(THE EXERCISE) Provide an exact copy of the data, excluding the images.

(A block of data)
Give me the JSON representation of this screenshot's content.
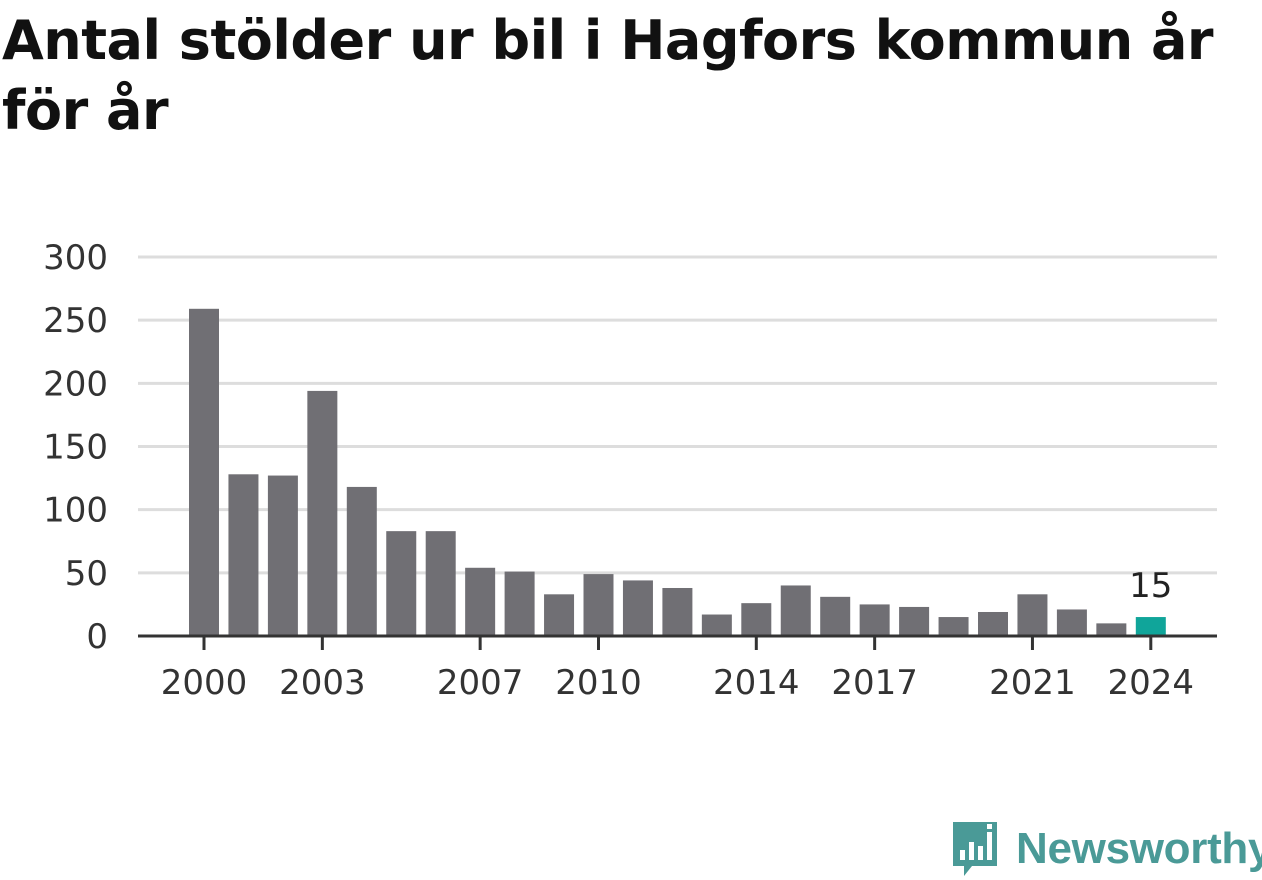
{
  "chart_data": {
    "type": "bar",
    "title": "Antal stölder ur bil i Hagfors kommun år för år",
    "x": [
      2000,
      2001,
      2002,
      2003,
      2004,
      2005,
      2006,
      2007,
      2008,
      2009,
      2010,
      2011,
      2012,
      2013,
      2014,
      2015,
      2016,
      2017,
      2018,
      2019,
      2020,
      2021,
      2022,
      2023,
      2024
    ],
    "values": [
      259,
      128,
      127,
      194,
      118,
      83,
      83,
      54,
      51,
      33,
      49,
      44,
      38,
      17,
      26,
      40,
      31,
      25,
      23,
      15,
      19,
      33,
      21,
      10,
      15
    ],
    "x_tick_labels": [
      "2000",
      "2003",
      "2007",
      "2010",
      "2014",
      "2017",
      "2021",
      "2024"
    ],
    "y_ticks": [
      0,
      50,
      100,
      150,
      200,
      250,
      300
    ],
    "ylim": [
      0,
      300
    ],
    "highlight": {
      "x": 2024,
      "label": "15"
    },
    "colors": {
      "bar": "#706f74",
      "highlight": "#10a59a",
      "grid": "#dddddd",
      "axis": "#333333"
    },
    "grid": true
  },
  "brand": {
    "name": "Newsworthy",
    "icon": "newsworthy-logo-icon",
    "color": "#4a9a97"
  }
}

(OUTPUT)
Give me the JSON representation of this screenshot's content.
{
  "chart_data": {
    "type": "bar",
    "title": "Antal stölder ur bil i Hagfors kommun år för år",
    "x": [
      2000,
      2001,
      2002,
      2003,
      2004,
      2005,
      2006,
      2007,
      2008,
      2009,
      2010,
      2011,
      2012,
      2013,
      2014,
      2015,
      2016,
      2017,
      2018,
      2019,
      2020,
      2021,
      2022,
      2023,
      2024
    ],
    "values": [
      259,
      128,
      127,
      194,
      118,
      83,
      83,
      54,
      51,
      33,
      49,
      44,
      38,
      17,
      26,
      40,
      31,
      25,
      23,
      15,
      19,
      33,
      21,
      10,
      15
    ],
    "x_tick_labels": [
      "2000",
      "2003",
      "2007",
      "2010",
      "2014",
      "2017",
      "2021",
      "2024"
    ],
    "y_ticks": [
      0,
      50,
      100,
      150,
      200,
      250,
      300
    ],
    "ylim": [
      0,
      300
    ],
    "highlight": {
      "x": 2024,
      "label": "15"
    },
    "colors": {
      "bar": "#706f74",
      "highlight": "#10a59a",
      "grid": "#dddddd",
      "axis": "#333333"
    },
    "grid": true
  },
  "brand": {
    "name": "Newsworthy",
    "icon": "newsworthy-logo-icon",
    "color": "#4a9a97"
  }
}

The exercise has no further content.